- THE TASK
Edit the items below by changing each "piece-white-pawn" to "piece-light-pawn", and leave everything else in them as it is.

- DATA ENTRIES
-------------------------
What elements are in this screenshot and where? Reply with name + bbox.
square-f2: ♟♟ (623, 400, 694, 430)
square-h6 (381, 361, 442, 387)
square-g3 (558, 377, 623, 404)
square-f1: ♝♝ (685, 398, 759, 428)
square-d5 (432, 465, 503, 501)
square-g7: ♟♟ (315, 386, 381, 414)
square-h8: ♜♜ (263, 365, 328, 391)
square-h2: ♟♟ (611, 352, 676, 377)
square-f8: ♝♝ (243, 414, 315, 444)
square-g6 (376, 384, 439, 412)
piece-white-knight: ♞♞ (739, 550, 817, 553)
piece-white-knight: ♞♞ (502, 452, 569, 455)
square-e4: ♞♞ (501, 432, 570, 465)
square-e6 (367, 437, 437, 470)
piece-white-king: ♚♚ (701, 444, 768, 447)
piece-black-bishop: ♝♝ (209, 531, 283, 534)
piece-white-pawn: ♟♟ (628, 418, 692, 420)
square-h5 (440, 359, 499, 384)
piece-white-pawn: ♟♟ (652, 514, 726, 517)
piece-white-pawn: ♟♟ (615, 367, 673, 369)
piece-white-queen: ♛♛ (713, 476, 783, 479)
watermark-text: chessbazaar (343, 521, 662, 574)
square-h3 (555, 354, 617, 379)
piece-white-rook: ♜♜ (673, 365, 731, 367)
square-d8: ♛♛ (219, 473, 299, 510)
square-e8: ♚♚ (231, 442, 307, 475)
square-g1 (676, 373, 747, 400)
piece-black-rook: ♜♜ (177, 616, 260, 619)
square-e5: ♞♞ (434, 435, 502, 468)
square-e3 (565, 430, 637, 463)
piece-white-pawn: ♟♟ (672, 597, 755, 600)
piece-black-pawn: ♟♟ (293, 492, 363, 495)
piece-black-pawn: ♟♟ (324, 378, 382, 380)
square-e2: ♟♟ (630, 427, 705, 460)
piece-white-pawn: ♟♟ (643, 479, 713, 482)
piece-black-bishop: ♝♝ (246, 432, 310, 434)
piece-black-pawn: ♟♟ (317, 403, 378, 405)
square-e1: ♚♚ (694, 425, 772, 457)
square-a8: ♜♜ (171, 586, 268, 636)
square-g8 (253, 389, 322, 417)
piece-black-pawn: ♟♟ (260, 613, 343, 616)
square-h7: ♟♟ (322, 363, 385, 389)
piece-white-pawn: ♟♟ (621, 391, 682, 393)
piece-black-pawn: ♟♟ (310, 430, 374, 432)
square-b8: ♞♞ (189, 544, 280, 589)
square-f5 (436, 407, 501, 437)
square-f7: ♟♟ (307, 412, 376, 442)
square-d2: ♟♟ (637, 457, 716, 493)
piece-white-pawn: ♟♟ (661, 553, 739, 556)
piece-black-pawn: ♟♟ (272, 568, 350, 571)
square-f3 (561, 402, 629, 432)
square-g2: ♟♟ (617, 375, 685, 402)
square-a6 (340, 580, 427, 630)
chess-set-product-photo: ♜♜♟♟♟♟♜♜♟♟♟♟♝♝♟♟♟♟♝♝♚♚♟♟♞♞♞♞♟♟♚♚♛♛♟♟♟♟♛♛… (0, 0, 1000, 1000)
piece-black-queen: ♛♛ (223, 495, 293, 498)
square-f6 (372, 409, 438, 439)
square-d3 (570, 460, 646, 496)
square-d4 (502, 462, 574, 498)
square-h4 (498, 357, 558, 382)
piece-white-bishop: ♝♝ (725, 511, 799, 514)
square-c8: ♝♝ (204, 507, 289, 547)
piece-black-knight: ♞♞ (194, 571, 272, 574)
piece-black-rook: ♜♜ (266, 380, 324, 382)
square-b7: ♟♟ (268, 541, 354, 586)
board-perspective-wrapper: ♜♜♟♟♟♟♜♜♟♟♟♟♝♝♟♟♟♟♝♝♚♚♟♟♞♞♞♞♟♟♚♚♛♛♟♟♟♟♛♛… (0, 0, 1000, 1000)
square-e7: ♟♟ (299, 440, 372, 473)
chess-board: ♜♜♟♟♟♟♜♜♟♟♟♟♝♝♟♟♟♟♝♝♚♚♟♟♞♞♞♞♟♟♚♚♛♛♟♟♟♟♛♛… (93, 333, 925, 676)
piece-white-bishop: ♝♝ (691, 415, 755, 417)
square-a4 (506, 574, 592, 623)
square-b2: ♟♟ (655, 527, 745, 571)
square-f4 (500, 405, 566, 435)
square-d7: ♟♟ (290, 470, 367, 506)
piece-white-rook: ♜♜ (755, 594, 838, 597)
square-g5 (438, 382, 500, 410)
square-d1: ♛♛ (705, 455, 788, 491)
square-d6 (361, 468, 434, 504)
-------------------------
- FULL ANSWER
What elements are in this screenshot and where? Reply with name + bbox.
square-f2: ♟♟ (623, 400, 694, 430)
square-h6 (381, 361, 442, 387)
square-g3 (558, 377, 623, 404)
square-f1: ♝♝ (685, 398, 759, 428)
square-d5 (432, 465, 503, 501)
square-g7: ♟♟ (315, 386, 381, 414)
square-h8: ♜♜ (263, 365, 328, 391)
square-h2: ♟♟ (611, 352, 676, 377)
square-f8: ♝♝ (243, 414, 315, 444)
square-g6 (376, 384, 439, 412)
piece-white-knight: ♞♞ (739, 550, 817, 553)
piece-white-knight: ♞♞ (502, 452, 569, 455)
square-e4: ♞♞ (501, 432, 570, 465)
square-e6 (367, 437, 437, 470)
piece-white-king: ♚♚ (701, 444, 768, 447)
piece-black-bishop: ♝♝ (209, 531, 283, 534)
piece-light-pawn: ♟♟ (628, 418, 692, 420)
square-h5 (440, 359, 499, 384)
piece-light-pawn: ♟♟ (652, 514, 726, 517)
piece-light-pawn: ♟♟ (615, 367, 673, 369)
piece-white-queen: ♛♛ (713, 476, 783, 479)
watermark-text: chessbazaar (343, 521, 662, 574)
square-h3 (555, 354, 617, 379)
piece-white-rook: ♜♜ (673, 365, 731, 367)
square-d8: ♛♛ (219, 473, 299, 510)
square-e8: ♚♚ (231, 442, 307, 475)
square-g1 (676, 373, 747, 400)
piece-black-rook: ♜♜ (177, 616, 260, 619)
square-e5: ♞♞ (434, 435, 502, 468)
square-e3 (565, 430, 637, 463)
piece-light-pawn: ♟♟ (672, 597, 755, 600)
piece-black-pawn: ♟♟ (293, 492, 363, 495)
piece-black-pawn: ♟♟ (324, 378, 382, 380)
square-e2: ♟♟ (630, 427, 705, 460)
piece-light-pawn: ♟♟ (643, 479, 713, 482)
piece-black-bishop: ♝♝ (246, 432, 310, 434)
piece-black-pawn: ♟♟ (317, 403, 378, 405)
square-e1: ♚♚ (694, 425, 772, 457)
square-a8: ♜♜ (171, 586, 268, 636)
square-g8 (253, 389, 322, 417)
piece-black-pawn: ♟♟ (260, 613, 343, 616)
square-h7: ♟♟ (322, 363, 385, 389)
piece-light-pawn: ♟♟ (621, 391, 682, 393)
piece-black-pawn: ♟♟ (310, 430, 374, 432)
square-b8: ♞♞ (189, 544, 280, 589)
square-f5 (436, 407, 501, 437)
square-f7: ♟♟ (307, 412, 376, 442)
square-d2: ♟♟ (637, 457, 716, 493)
piece-light-pawn: ♟♟ (661, 553, 739, 556)
piece-black-pawn: ♟♟ (272, 568, 350, 571)
square-f3 (561, 402, 629, 432)
square-g2: ♟♟ (617, 375, 685, 402)
square-a6 (340, 580, 427, 630)
chess-set-product-photo: ♜♜♟♟♟♟♜♜♟♟♟♟♝♝♟♟♟♟♝♝♚♚♟♟♞♞♞♞♟♟♚♚♛♛♟♟♟♟♛♛… (0, 0, 1000, 1000)
piece-black-queen: ♛♛ (223, 495, 293, 498)
square-f6 (372, 409, 438, 439)
square-d3 (570, 460, 646, 496)
square-d4 (502, 462, 574, 498)
square-h4 (498, 357, 558, 382)
piece-white-bishop: ♝♝ (725, 511, 799, 514)
square-c8: ♝♝ (204, 507, 289, 547)
piece-black-knight: ♞♞ (194, 571, 272, 574)
piece-black-rook: ♜♜ (266, 380, 324, 382)
square-b7: ♟♟ (268, 541, 354, 586)
board-perspective-wrapper: ♜♜♟♟♟♟♜♜♟♟♟♟♝♝♟♟♟♟♝♝♚♚♟♟♞♞♞♞♟♟♚♚♛♛♟♟♟♟♛♛… (0, 0, 1000, 1000)
square-e7: ♟♟ (299, 440, 372, 473)
chess-board: ♜♜♟♟♟♟♜♜♟♟♟♟♝♝♟♟♟♟♝♝♚♚♟♟♞♞♞♞♟♟♚♚♛♛♟♟♟♟♛♛… (93, 333, 925, 676)
piece-white-bishop: ♝♝ (691, 415, 755, 417)
square-a4 (506, 574, 592, 623)
square-b2: ♟♟ (655, 527, 745, 571)
square-f4 (500, 405, 566, 435)
square-d7: ♟♟ (290, 470, 367, 506)
piece-white-rook: ♜♜ (755, 594, 838, 597)
square-g5 (438, 382, 500, 410)
square-d1: ♛♛ (705, 455, 788, 491)
square-d6 (361, 468, 434, 504)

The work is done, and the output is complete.